• _Input data_:
++++++

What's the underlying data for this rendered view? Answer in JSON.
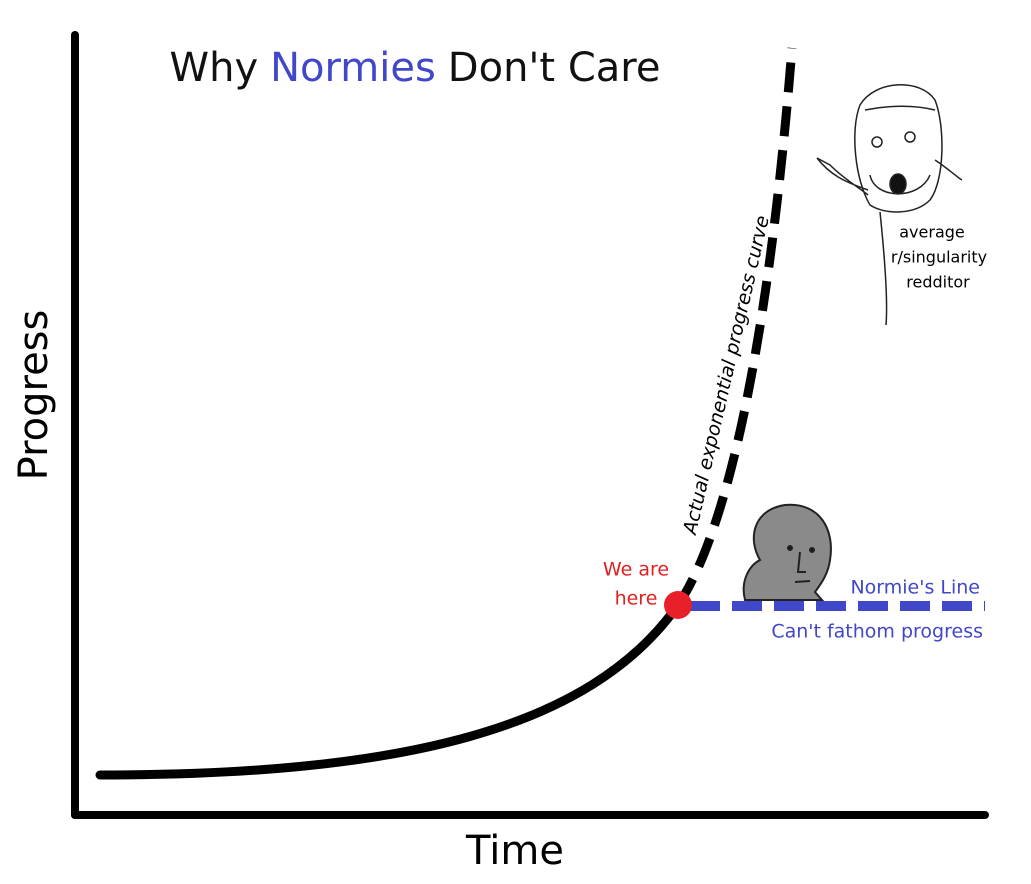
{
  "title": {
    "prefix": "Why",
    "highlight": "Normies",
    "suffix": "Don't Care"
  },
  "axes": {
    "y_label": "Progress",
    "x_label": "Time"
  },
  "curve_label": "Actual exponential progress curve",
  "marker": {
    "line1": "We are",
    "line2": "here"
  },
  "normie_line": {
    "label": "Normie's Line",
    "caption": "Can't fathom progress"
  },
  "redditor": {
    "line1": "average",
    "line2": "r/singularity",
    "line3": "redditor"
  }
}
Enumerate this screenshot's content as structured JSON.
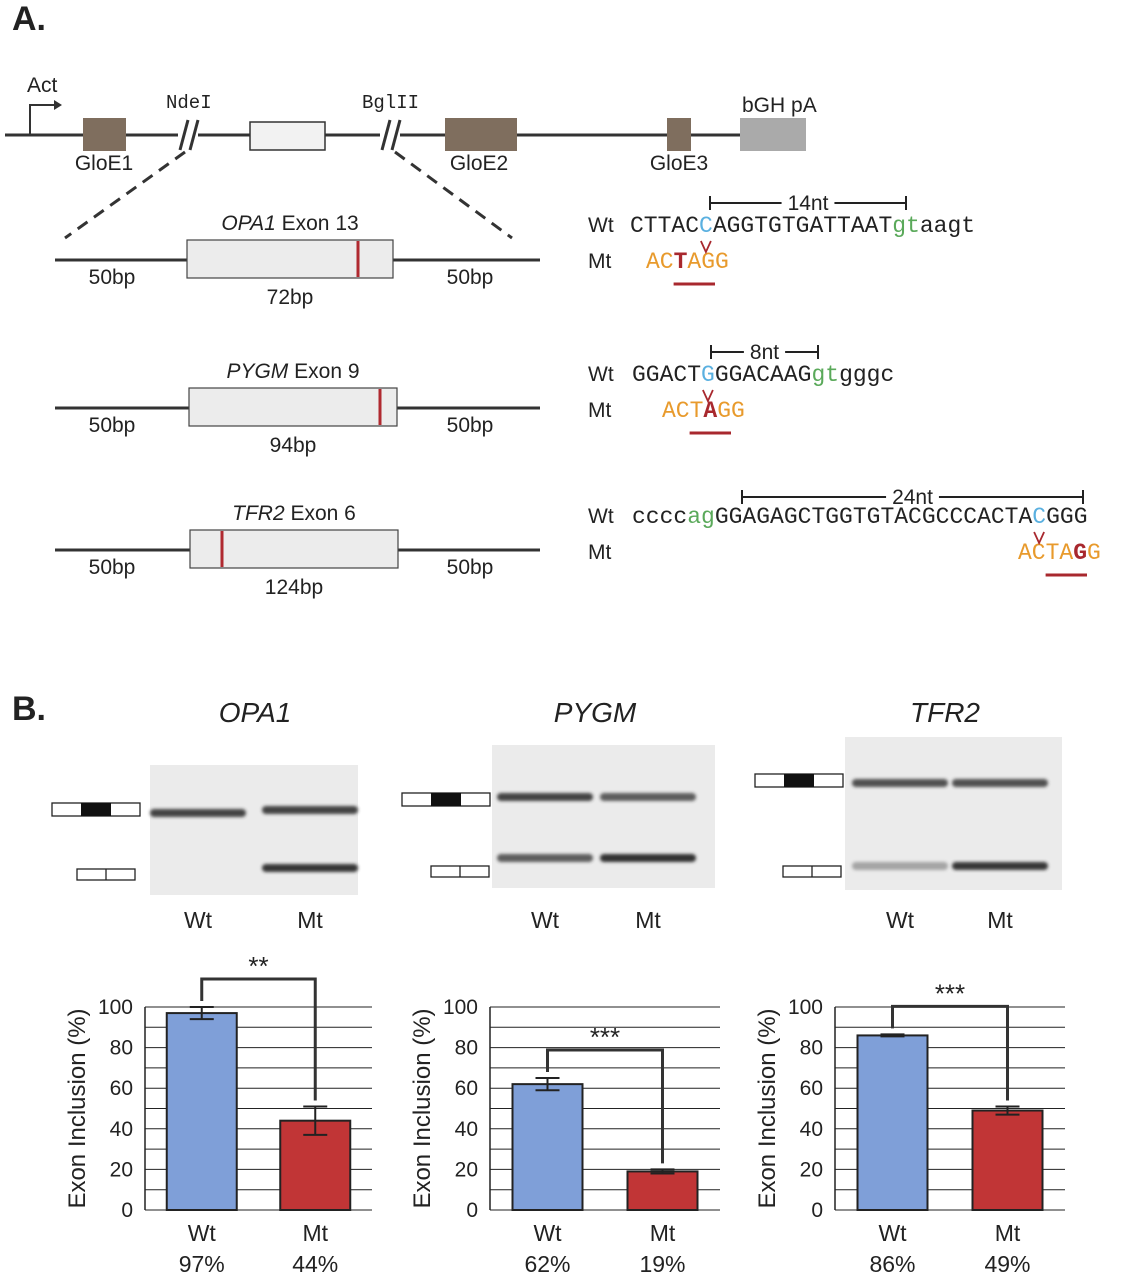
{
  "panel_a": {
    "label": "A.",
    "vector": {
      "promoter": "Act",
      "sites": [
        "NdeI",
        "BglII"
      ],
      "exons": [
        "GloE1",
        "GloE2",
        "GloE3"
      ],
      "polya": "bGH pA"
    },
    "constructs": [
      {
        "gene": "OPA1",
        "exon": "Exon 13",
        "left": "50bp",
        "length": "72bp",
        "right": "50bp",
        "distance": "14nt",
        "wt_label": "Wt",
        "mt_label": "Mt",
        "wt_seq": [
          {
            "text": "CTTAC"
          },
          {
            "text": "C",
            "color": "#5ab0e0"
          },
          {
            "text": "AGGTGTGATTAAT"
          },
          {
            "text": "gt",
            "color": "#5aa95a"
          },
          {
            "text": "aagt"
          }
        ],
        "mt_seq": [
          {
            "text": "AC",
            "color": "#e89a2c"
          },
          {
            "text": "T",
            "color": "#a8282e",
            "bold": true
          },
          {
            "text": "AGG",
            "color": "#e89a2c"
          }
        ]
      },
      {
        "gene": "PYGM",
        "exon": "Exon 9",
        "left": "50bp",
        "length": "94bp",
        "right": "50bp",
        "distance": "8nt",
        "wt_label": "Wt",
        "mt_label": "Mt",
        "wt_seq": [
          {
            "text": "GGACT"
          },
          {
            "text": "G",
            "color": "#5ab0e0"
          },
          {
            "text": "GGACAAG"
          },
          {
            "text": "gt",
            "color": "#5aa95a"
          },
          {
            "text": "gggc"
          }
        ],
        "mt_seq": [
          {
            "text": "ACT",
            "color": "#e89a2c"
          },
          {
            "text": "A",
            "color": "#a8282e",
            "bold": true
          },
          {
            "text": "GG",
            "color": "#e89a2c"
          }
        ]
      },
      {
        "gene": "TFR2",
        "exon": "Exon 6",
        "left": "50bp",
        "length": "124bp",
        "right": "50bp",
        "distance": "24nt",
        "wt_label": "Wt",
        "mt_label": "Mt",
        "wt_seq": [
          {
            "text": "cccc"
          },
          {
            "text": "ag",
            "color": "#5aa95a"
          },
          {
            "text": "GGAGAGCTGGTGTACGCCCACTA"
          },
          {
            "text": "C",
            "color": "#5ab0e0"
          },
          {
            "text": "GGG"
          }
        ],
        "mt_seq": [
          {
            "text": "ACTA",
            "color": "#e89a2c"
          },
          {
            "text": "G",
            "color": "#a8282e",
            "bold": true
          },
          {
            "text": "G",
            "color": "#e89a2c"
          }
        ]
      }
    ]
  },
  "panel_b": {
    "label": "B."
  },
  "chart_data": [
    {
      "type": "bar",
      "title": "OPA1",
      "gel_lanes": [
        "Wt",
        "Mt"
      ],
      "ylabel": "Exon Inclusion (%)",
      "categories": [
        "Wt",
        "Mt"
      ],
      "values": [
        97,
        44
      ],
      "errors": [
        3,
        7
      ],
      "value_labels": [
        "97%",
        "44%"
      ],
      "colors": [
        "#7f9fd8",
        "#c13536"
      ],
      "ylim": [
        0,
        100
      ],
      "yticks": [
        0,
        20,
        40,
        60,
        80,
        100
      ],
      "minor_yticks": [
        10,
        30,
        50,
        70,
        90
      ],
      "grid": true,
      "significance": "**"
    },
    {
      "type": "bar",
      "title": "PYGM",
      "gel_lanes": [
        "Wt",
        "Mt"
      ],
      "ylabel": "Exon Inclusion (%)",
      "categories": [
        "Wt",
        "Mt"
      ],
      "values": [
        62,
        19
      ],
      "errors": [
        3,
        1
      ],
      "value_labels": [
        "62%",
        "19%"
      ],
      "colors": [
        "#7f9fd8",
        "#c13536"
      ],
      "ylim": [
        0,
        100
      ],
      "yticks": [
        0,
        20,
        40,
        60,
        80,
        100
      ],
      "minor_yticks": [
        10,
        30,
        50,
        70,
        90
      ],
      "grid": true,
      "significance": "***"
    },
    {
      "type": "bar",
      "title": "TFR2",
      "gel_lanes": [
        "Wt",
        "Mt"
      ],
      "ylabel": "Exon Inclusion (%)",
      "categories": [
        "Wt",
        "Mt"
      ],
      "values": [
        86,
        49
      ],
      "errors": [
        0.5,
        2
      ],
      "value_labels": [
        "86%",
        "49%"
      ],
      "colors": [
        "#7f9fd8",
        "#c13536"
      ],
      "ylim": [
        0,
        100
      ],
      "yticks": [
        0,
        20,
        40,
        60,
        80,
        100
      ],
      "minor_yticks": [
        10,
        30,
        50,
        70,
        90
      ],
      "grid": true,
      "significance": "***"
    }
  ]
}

++++++

• _Your goal_: All records must be output exactly as they are, except for the pictures, which are left out.

• _Result of the task_:
What's the underlying data for this rendered view? Answer in JSON.
{
  "title": {
    "prefix": "Why",
    "highlight": "Normies",
    "suffix": "Don't Care"
  },
  "axes": {
    "y_label": "Progress",
    "x_label": "Time"
  },
  "curve_label": "Actual exponential progress curve",
  "marker": {
    "line1": "We are",
    "line2": "here"
  },
  "normie_line": {
    "label": "Normie's Line",
    "caption": "Can't fathom progress"
  },
  "redditor": {
    "line1": "average",
    "line2": "r/singularity",
    "line3": "redditor"
  }
}
Enumerate this screenshot's content as structured JSON.
{
  "panel_a": {
    "label": "A.",
    "vector": {
      "promoter": "Act",
      "sites": [
        "NdeI",
        "BglII"
      ],
      "exons": [
        "GloE1",
        "GloE2",
        "GloE3"
      ],
      "polya": "bGH pA"
    },
    "constructs": [
      {
        "gene": "OPA1",
        "exon": "Exon 13",
        "left": "50bp",
        "length": "72bp",
        "right": "50bp",
        "distance": "14nt",
        "wt_label": "Wt",
        "mt_label": "Mt",
        "wt_seq": [
          {
            "text": "CTTAC"
          },
          {
            "text": "C",
            "color": "#5ab0e0"
          },
          {
            "text": "AGGTGTGATTAAT"
          },
          {
            "text": "gt",
            "color": "#5aa95a"
          },
          {
            "text": "aagt"
          }
        ],
        "mt_seq": [
          {
            "text": "AC",
            "color": "#e89a2c"
          },
          {
            "text": "T",
            "color": "#a8282e",
            "bold": true
          },
          {
            "text": "AGG",
            "color": "#e89a2c"
          }
        ]
      },
      {
        "gene": "PYGM",
        "exon": "Exon 9",
        "left": "50bp",
        "length": "94bp",
        "right": "50bp",
        "distance": "8nt",
        "wt_label": "Wt",
        "mt_label": "Mt",
        "wt_seq": [
          {
            "text": "GGACT"
          },
          {
            "text": "G",
            "color": "#5ab0e0"
          },
          {
            "text": "GGACAAG"
          },
          {
            "text": "gt",
            "color": "#5aa95a"
          },
          {
            "text": "gggc"
          }
        ],
        "mt_seq": [
          {
            "text": "ACT",
            "color": "#e89a2c"
          },
          {
            "text": "A",
            "color": "#a8282e",
            "bold": true
          },
          {
            "text": "GG",
            "color": "#e89a2c"
          }
        ]
      },
      {
        "gene": "TFR2",
        "exon": "Exon 6",
        "left": "50bp",
        "length": "124bp",
        "right": "50bp",
        "distance": "24nt",
        "wt_label": "Wt",
        "mt_label": "Mt",
        "wt_seq": [
          {
            "text": "cccc"
          },
          {
            "text": "ag",
            "color": "#5aa95a"
          },
          {
            "text": "GGAGAGCTGGTGTACGCCCACTA"
          },
          {
            "text": "C",
            "color": "#5ab0e0"
          },
          {
            "text": "GGG"
          }
        ],
        "mt_seq": [
          {
            "text": "ACTA",
            "color": "#e89a2c"
          },
          {
            "text": "G",
            "color": "#a8282e",
            "bold": true
          },
          {
            "text": "G",
            "color": "#e89a2c"
          }
        ]
      }
    ]
  },
  "panel_b": {
    "label": "B."
  },
  "chart_data": [
    {
      "type": "bar",
      "title": "OPA1",
      "gel_lanes": [
        "Wt",
        "Mt"
      ],
      "ylabel": "Exon Inclusion (%)",
      "categories": [
        "Wt",
        "Mt"
      ],
      "values": [
        97,
        44
      ],
      "errors": [
        3,
        7
      ],
      "value_labels": [
        "97%",
        "44%"
      ],
      "colors": [
        "#7f9fd8",
        "#c13536"
      ],
      "ylim": [
        0,
        100
      ],
      "yticks": [
        0,
        20,
        40,
        60,
        80,
        100
      ],
      "minor_yticks": [
        10,
        30,
        50,
        70,
        90
      ],
      "grid": true,
      "significance": "**"
    },
    {
      "type": "bar",
      "title": "PYGM",
      "gel_lanes": [
        "Wt",
        "Mt"
      ],
      "ylabel": "Exon Inclusion (%)",
      "categories": [
        "Wt",
        "Mt"
      ],
      "values": [
        62,
        19
      ],
      "errors": [
        3,
        1
      ],
      "value_labels": [
        "62%",
        "19%"
      ],
      "colors": [
        "#7f9fd8",
        "#c13536"
      ],
      "ylim": [
        0,
        100
      ],
      "yticks": [
        0,
        20,
        40,
        60,
        80,
        100
      ],
      "minor_yticks": [
        10,
        30,
        50,
        70,
        90
      ],
      "grid": true,
      "significance": "***"
    },
    {
      "type": "bar",
      "title": "TFR2",
      "gel_lanes": [
        "Wt",
        "Mt"
      ],
      "ylabel": "Exon Inclusion (%)",
      "categories": [
        "Wt",
        "Mt"
      ],
      "values": [
        86,
        49
      ],
      "errors": [
        0.5,
        2
      ],
      "value_labels": [
        "86%",
        "49%"
      ],
      "colors": [
        "#7f9fd8",
        "#c13536"
      ],
      "ylim": [
        0,
        100
      ],
      "yticks": [
        0,
        20,
        40,
        60,
        80,
        100
      ],
      "minor_yticks": [
        10,
        30,
        50,
        70,
        90
      ],
      "grid": true,
      "significance": "***"
    }
  ]
}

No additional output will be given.